*Stored records:*
(begin)

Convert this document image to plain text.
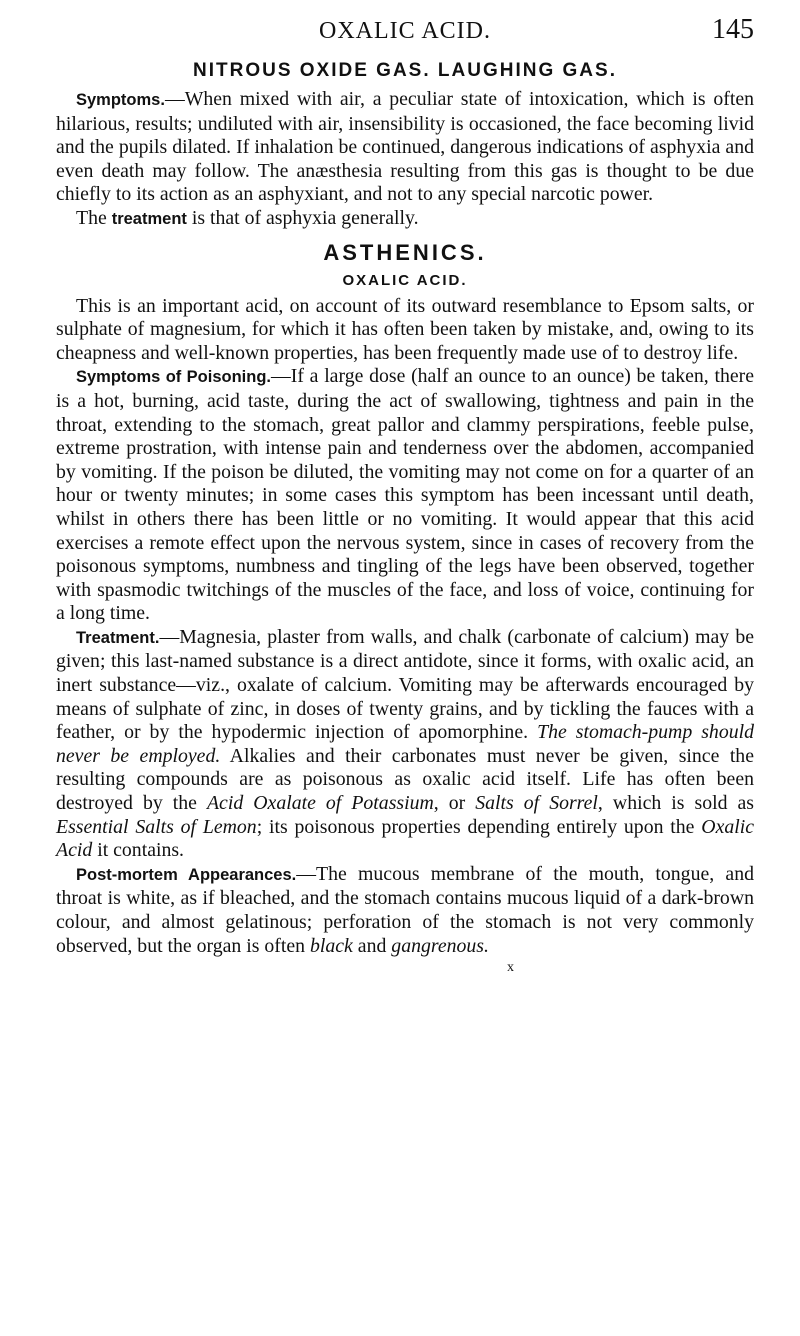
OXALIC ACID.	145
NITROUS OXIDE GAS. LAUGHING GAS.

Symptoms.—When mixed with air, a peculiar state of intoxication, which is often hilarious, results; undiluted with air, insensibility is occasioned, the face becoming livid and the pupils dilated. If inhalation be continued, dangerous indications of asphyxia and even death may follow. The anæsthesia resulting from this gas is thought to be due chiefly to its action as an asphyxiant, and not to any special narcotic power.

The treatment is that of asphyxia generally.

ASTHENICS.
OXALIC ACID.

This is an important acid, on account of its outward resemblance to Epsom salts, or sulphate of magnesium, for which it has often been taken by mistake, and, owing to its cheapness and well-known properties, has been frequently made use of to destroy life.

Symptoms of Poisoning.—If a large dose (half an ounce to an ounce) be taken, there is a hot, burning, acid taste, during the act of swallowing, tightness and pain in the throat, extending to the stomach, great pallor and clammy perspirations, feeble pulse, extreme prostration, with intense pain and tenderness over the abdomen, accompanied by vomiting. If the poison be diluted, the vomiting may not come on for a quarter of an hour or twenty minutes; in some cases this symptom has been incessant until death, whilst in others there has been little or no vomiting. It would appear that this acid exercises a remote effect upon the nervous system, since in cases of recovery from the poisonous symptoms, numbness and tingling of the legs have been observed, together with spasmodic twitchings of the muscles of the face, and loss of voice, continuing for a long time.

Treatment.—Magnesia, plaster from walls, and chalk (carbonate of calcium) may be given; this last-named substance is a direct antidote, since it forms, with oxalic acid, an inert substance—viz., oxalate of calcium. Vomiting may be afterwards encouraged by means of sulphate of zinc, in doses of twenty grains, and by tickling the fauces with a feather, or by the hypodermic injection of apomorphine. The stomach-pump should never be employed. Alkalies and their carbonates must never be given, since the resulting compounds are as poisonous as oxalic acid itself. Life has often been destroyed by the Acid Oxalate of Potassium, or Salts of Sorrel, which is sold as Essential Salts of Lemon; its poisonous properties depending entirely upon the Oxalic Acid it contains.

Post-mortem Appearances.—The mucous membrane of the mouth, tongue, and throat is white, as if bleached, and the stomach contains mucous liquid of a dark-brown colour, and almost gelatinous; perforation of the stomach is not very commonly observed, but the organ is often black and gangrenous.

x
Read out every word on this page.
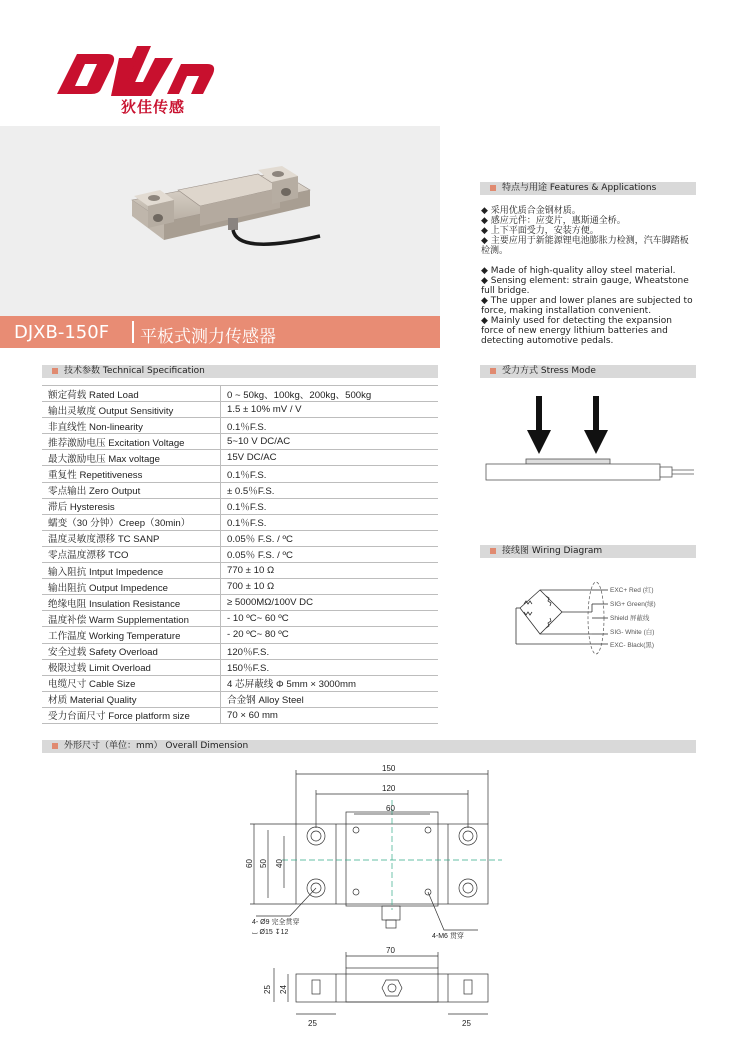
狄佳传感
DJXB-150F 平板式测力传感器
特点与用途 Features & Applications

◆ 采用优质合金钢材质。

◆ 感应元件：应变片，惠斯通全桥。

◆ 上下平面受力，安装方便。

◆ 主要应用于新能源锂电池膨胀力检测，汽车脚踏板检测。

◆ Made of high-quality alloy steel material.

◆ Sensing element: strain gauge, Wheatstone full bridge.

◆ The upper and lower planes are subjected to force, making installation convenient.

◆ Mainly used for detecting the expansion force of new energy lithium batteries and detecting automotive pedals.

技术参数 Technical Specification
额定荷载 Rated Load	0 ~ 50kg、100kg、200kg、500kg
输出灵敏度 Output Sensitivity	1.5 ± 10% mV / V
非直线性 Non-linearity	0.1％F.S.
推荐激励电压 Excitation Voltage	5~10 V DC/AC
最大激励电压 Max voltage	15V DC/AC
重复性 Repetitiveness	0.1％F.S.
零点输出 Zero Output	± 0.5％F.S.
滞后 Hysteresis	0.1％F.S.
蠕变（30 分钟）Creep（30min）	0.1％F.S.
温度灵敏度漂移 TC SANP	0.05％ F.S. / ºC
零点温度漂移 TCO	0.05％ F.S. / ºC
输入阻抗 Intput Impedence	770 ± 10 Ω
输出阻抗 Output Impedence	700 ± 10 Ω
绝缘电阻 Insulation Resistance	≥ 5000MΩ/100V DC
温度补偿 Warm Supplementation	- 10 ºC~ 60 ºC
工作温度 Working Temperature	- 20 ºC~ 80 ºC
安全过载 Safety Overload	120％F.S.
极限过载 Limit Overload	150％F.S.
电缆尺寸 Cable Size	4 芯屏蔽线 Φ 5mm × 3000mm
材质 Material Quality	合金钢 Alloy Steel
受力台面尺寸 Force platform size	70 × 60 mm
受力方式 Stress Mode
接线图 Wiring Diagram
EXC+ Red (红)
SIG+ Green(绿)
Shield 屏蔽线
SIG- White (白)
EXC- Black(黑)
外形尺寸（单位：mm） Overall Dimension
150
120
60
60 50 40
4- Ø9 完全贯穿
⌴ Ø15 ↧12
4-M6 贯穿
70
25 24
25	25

(end)
(begin)

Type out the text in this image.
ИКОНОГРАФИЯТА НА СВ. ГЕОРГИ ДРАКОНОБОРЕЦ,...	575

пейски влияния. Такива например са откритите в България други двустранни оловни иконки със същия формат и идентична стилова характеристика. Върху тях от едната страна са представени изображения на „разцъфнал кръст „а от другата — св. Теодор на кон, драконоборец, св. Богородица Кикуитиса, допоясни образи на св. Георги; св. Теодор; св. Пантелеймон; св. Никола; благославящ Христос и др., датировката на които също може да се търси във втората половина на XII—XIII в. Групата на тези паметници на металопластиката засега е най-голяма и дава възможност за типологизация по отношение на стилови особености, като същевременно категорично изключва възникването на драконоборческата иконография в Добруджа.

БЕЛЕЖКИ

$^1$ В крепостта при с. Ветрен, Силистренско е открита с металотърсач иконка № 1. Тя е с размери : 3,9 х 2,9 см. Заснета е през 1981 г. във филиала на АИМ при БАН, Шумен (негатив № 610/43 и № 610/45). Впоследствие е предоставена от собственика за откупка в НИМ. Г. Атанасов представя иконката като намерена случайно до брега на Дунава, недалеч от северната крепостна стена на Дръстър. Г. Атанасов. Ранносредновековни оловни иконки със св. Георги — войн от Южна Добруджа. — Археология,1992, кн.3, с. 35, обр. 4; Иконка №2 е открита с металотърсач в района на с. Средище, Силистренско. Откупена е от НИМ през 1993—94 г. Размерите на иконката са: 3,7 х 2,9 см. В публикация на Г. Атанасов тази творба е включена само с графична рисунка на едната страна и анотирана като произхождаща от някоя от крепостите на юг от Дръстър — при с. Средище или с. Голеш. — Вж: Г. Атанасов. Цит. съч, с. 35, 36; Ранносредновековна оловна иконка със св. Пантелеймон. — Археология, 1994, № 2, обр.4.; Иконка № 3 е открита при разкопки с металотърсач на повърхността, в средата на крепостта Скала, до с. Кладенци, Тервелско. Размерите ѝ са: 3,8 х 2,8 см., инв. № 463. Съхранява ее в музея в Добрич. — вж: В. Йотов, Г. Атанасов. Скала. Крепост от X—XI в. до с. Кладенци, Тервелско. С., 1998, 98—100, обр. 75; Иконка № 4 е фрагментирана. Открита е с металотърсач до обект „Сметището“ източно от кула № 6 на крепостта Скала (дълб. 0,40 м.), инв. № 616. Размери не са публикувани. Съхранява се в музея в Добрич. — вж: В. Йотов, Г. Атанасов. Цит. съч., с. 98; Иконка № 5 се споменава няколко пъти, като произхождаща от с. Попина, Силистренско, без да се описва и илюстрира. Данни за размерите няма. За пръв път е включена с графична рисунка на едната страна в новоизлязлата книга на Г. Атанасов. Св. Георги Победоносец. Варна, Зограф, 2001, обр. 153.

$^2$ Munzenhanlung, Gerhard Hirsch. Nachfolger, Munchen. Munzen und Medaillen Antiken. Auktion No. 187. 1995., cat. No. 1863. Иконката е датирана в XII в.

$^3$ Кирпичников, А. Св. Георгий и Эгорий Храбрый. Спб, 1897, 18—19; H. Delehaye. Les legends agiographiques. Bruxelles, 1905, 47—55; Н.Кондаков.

(end)
(begin)

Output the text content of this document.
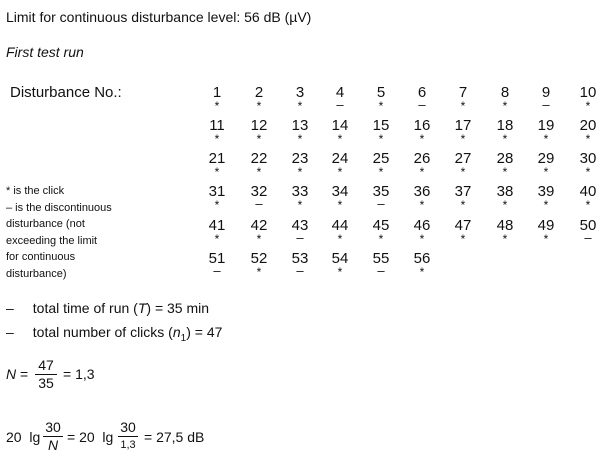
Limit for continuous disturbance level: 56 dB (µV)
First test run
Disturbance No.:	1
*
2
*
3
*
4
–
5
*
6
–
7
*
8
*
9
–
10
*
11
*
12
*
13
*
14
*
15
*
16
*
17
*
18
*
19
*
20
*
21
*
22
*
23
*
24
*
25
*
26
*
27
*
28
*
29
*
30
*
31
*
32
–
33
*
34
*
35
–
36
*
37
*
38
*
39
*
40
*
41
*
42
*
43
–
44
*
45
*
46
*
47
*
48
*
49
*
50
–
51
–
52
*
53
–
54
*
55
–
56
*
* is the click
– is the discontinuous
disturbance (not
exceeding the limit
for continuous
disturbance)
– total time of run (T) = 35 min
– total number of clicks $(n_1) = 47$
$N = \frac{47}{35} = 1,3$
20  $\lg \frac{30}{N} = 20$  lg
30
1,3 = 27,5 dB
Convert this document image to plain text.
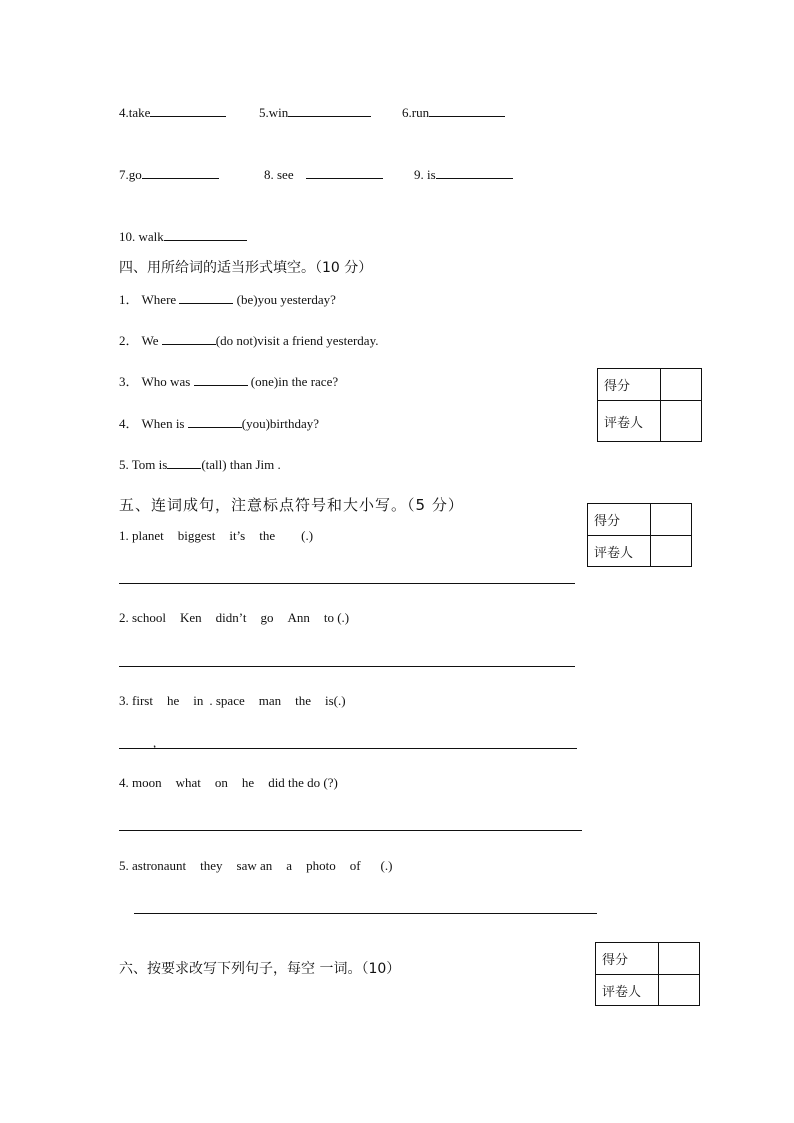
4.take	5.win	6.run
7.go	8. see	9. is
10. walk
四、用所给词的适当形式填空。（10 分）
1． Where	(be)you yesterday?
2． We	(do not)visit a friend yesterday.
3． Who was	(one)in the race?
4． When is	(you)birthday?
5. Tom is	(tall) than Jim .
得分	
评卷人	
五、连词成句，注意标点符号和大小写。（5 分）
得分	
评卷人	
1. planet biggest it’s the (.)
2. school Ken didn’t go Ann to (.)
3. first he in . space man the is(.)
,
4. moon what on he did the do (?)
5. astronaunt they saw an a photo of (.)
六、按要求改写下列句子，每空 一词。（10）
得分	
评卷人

(end)

*TASK OBJECTIVE:*
Search the listing above for the string "text". Copy every line that contains it.

*FINISHED EXERCISE:*
Convert this document image to plain text.
Type out the text in this image.
Output the text content of this document.
Convert this document image to plain text.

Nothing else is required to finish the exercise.